-- Recorded information start --

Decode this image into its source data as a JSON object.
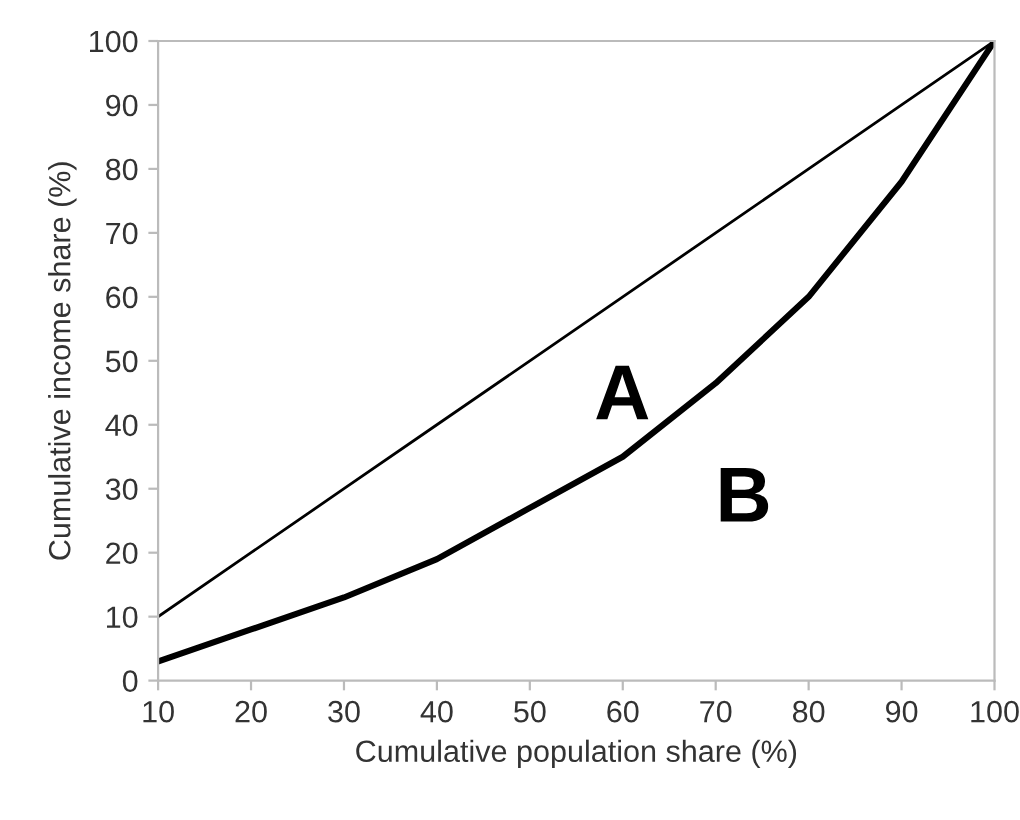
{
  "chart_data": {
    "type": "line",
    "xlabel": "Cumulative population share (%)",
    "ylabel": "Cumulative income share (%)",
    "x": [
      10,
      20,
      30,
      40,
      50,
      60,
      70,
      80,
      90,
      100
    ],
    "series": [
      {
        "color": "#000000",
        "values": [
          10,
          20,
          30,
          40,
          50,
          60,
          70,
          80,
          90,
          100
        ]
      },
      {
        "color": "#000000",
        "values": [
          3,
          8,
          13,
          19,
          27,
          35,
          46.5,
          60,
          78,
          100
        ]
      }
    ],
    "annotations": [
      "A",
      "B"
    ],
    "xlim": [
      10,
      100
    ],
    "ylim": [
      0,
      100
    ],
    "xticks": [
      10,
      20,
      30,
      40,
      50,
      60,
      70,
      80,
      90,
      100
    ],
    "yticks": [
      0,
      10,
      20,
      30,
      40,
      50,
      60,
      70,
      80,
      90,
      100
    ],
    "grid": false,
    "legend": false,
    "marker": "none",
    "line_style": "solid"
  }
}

-- Recorded information end --
-- Recorded information start --

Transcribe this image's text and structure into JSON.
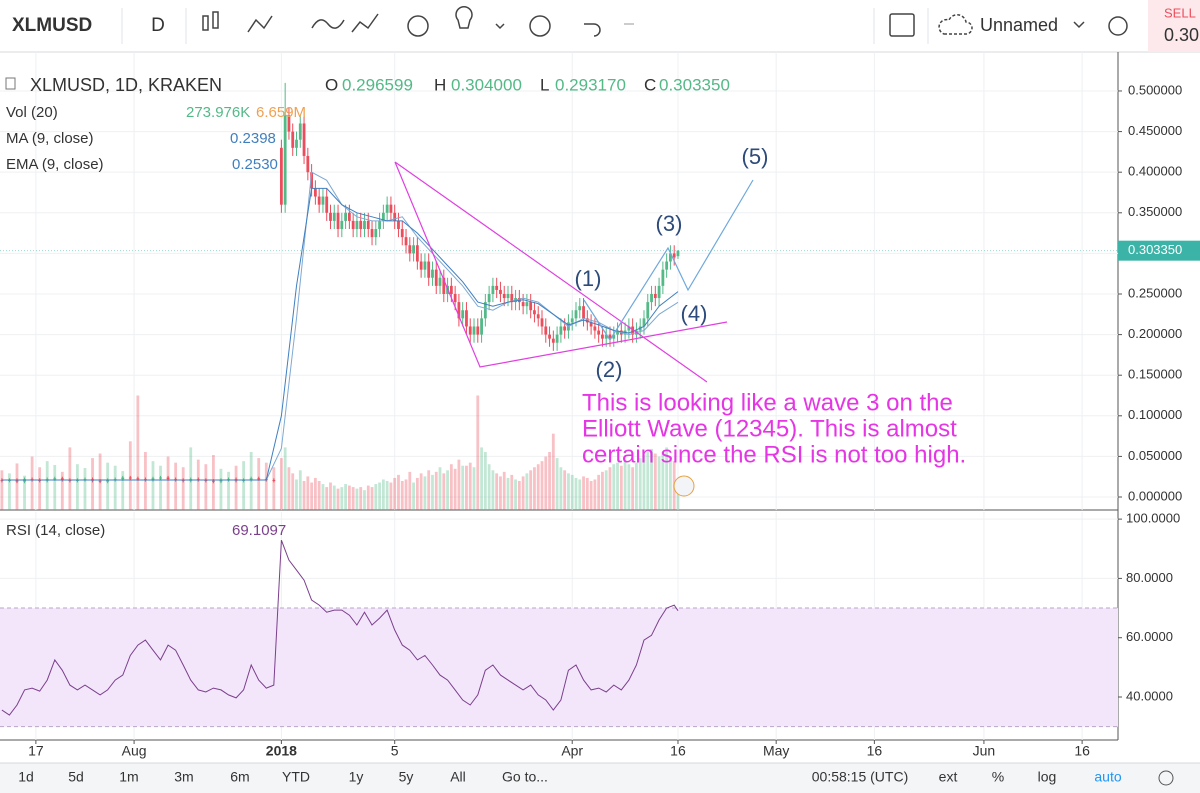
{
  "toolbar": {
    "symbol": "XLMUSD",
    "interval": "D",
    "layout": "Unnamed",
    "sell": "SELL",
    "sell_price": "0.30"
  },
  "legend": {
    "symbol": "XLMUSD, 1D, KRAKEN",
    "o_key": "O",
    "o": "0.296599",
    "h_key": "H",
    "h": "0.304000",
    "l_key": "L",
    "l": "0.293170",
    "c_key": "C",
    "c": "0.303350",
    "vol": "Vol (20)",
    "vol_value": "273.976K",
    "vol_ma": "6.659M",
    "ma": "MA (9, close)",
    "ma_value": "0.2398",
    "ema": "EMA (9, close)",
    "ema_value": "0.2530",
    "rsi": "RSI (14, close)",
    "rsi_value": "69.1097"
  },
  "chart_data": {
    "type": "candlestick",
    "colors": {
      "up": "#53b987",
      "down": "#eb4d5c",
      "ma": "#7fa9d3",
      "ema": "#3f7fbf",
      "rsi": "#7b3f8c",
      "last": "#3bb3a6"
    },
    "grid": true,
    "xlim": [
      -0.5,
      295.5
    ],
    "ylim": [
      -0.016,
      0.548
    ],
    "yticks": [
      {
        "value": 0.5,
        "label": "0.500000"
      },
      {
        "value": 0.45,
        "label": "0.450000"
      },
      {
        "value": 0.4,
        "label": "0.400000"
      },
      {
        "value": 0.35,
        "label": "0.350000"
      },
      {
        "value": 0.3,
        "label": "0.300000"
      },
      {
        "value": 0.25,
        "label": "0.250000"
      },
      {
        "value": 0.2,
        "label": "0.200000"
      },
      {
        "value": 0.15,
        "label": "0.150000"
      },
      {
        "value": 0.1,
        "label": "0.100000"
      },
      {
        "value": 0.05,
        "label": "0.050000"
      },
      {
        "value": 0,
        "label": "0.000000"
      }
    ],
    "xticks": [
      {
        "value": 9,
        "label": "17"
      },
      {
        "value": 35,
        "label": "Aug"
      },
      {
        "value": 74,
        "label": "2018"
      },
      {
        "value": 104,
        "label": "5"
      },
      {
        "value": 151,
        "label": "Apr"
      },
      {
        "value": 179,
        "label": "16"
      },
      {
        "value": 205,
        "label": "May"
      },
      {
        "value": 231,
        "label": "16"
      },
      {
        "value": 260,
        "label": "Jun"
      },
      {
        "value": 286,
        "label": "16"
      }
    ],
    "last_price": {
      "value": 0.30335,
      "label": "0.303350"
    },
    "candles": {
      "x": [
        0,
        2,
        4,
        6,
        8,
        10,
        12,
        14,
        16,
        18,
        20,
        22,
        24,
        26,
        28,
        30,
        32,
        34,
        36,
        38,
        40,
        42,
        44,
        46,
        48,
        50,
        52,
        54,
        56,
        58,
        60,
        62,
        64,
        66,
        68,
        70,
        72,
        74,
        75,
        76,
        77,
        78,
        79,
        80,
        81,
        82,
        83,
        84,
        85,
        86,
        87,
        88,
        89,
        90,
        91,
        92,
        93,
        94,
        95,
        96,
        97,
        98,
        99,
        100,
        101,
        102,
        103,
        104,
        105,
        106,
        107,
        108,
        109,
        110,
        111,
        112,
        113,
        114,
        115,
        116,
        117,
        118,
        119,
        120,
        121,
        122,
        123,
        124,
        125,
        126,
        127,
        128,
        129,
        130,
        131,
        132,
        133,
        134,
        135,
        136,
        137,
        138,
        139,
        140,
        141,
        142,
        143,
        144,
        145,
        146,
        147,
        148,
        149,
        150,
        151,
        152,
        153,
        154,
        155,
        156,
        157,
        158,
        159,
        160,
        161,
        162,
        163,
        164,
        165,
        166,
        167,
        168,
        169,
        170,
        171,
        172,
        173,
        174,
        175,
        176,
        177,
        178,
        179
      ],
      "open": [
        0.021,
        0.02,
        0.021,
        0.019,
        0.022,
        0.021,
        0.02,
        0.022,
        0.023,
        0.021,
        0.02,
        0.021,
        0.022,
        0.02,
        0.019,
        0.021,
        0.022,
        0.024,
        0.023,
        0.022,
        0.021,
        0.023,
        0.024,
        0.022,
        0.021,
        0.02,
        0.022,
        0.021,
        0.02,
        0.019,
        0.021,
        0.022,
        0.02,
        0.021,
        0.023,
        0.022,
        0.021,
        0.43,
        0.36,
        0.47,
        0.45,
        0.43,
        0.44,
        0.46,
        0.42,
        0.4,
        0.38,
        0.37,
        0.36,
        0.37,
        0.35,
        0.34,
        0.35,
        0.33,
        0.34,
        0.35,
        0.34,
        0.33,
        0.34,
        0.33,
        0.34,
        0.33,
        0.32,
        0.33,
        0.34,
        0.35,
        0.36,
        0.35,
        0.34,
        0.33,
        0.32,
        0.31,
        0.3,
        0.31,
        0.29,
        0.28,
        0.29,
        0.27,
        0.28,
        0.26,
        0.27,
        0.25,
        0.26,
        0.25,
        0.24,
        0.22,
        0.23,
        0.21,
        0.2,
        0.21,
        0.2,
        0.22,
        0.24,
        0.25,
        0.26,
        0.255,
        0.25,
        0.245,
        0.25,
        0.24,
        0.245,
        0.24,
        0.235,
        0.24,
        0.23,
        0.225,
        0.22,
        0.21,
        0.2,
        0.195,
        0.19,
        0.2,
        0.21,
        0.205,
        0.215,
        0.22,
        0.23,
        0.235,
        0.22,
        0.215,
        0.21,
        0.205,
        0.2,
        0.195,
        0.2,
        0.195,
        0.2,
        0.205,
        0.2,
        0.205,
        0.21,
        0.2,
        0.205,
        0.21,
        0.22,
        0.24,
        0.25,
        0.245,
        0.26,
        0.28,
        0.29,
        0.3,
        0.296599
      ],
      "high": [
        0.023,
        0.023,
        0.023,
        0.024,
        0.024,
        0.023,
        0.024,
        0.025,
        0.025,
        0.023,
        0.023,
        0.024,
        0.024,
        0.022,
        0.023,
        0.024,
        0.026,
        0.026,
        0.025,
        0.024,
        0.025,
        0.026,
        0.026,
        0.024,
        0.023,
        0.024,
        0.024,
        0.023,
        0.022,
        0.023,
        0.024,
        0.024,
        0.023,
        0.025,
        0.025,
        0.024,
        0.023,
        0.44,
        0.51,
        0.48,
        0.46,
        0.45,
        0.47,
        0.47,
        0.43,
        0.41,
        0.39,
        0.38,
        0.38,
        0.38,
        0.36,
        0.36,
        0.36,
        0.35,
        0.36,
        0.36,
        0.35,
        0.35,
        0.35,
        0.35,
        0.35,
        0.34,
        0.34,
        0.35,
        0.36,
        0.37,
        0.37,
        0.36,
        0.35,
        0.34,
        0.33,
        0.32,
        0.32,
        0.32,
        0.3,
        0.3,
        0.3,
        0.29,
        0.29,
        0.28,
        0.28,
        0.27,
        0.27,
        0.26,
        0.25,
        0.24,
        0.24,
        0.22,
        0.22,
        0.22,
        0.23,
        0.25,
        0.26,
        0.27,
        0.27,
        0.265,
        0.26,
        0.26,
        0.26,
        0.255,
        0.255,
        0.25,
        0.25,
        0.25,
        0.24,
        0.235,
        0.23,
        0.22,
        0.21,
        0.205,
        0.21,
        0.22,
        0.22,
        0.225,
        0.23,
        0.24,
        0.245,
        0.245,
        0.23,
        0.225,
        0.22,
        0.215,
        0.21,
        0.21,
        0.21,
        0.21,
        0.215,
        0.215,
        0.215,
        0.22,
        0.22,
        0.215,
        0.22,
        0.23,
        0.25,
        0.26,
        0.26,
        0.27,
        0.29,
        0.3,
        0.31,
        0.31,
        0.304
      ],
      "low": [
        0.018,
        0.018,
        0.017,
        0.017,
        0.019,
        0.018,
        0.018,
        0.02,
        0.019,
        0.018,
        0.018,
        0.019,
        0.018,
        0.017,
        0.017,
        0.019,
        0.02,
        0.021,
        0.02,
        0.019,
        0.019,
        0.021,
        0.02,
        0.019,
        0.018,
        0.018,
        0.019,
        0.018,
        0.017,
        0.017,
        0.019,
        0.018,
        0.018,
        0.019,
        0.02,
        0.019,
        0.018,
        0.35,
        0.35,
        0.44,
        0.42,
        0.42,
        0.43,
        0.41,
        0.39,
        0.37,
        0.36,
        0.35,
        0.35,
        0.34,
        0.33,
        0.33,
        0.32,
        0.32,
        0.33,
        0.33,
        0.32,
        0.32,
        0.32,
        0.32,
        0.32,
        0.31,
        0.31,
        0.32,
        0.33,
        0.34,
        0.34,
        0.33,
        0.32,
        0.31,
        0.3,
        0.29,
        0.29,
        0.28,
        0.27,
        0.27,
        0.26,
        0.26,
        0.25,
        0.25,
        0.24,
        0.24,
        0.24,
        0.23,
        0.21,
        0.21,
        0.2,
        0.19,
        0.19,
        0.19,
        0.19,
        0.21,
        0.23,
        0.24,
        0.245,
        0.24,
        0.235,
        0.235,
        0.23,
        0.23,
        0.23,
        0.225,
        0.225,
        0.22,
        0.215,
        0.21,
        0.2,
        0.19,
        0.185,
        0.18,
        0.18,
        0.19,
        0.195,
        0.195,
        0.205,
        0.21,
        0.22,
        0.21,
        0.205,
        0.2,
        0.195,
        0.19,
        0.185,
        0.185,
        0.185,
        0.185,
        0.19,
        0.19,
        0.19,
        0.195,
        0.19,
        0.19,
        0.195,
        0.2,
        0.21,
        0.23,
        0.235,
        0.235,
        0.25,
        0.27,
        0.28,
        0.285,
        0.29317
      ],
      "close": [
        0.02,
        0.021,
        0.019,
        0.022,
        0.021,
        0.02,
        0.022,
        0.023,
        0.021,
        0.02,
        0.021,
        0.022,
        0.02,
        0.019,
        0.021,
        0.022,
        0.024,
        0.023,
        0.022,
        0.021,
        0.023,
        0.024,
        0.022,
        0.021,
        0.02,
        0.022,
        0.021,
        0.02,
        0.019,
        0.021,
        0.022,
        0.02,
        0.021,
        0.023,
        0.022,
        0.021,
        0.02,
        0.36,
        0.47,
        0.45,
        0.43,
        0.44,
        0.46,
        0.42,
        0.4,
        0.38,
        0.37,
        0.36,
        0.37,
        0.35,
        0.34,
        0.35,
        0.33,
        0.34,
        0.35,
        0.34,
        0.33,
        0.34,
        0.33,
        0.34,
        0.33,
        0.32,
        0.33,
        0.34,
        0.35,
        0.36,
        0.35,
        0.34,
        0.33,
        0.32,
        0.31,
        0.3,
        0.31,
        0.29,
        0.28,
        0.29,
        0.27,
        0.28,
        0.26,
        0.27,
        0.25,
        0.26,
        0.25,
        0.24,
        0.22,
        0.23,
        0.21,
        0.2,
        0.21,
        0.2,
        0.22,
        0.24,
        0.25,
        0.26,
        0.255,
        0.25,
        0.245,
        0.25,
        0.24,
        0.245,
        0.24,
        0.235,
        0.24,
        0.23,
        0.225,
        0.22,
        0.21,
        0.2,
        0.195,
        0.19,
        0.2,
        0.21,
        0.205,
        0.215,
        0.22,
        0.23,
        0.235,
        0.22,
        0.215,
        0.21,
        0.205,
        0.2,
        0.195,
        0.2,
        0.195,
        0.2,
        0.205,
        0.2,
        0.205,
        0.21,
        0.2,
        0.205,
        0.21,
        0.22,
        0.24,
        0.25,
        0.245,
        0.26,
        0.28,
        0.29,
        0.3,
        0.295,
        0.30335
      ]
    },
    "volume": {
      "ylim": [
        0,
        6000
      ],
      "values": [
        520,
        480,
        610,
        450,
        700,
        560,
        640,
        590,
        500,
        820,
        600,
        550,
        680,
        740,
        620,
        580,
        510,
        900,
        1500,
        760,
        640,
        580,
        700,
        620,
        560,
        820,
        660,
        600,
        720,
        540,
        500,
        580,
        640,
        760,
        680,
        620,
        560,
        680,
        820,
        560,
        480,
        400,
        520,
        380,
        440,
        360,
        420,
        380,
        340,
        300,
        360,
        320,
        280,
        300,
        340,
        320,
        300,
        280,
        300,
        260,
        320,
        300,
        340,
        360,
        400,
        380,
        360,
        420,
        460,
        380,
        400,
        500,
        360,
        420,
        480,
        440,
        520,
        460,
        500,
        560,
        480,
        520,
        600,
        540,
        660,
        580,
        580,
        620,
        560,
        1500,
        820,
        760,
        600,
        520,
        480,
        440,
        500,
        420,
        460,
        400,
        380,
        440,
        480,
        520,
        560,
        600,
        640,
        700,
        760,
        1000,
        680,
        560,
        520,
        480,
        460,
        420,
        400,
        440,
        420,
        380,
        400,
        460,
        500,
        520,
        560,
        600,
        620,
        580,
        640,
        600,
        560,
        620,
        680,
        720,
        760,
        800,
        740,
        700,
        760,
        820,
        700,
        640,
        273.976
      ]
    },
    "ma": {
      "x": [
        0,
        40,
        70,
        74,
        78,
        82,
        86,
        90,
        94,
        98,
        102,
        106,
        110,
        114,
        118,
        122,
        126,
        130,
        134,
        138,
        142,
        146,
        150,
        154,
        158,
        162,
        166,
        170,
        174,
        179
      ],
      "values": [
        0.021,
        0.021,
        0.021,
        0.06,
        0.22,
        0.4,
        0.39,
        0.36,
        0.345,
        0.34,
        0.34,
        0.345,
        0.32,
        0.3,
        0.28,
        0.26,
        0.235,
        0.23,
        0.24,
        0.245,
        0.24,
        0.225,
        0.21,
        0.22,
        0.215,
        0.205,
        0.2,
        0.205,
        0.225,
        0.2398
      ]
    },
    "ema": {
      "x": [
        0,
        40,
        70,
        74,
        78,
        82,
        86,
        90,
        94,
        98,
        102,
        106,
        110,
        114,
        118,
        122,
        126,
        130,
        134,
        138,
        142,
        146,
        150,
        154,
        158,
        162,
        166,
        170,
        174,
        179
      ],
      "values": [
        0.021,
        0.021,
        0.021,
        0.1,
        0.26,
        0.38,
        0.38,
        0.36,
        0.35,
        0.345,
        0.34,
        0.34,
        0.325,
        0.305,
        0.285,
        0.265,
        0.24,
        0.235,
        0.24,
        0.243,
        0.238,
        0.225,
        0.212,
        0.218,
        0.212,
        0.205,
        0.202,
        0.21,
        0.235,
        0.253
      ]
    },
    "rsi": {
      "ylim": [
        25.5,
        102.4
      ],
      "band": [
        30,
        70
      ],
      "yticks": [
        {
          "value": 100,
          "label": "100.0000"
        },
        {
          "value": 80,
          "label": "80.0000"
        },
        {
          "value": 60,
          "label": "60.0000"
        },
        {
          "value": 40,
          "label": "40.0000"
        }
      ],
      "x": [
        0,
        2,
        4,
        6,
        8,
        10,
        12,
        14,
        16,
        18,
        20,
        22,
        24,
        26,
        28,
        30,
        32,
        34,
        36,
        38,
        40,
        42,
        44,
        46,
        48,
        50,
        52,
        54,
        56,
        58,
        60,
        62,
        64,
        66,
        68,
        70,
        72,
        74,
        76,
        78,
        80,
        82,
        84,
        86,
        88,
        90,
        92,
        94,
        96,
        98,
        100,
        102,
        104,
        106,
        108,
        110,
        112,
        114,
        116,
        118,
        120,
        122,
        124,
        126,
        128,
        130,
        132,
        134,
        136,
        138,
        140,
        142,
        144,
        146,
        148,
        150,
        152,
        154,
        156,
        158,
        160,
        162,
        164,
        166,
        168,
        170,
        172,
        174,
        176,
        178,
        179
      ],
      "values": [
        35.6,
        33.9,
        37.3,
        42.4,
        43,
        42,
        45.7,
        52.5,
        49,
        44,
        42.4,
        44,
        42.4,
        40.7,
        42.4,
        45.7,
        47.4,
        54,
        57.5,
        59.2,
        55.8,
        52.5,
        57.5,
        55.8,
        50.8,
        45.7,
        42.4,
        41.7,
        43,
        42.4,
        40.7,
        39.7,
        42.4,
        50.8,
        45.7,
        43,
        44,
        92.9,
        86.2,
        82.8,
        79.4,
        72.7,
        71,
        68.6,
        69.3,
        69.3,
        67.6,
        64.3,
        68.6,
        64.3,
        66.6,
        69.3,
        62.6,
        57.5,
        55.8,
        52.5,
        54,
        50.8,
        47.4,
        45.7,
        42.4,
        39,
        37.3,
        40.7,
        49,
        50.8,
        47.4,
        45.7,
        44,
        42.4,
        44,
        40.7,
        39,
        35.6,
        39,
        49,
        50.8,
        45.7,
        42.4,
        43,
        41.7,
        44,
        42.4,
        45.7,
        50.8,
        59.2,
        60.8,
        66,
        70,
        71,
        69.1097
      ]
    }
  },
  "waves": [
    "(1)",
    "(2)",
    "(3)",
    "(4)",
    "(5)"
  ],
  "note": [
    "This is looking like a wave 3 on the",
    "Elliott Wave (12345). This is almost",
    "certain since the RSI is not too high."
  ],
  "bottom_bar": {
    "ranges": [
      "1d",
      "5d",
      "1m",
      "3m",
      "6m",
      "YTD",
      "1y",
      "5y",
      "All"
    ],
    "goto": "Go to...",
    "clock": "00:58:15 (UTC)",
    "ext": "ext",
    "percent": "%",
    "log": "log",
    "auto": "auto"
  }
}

-- Recorded information end --

● What needs to be done
Select the lines from the entries that include the word "XLMUSD".

● Exercise solution
    "symbol": "XLMUSD",
    "symbol": "XLMUSD, 1D, KRAKEN",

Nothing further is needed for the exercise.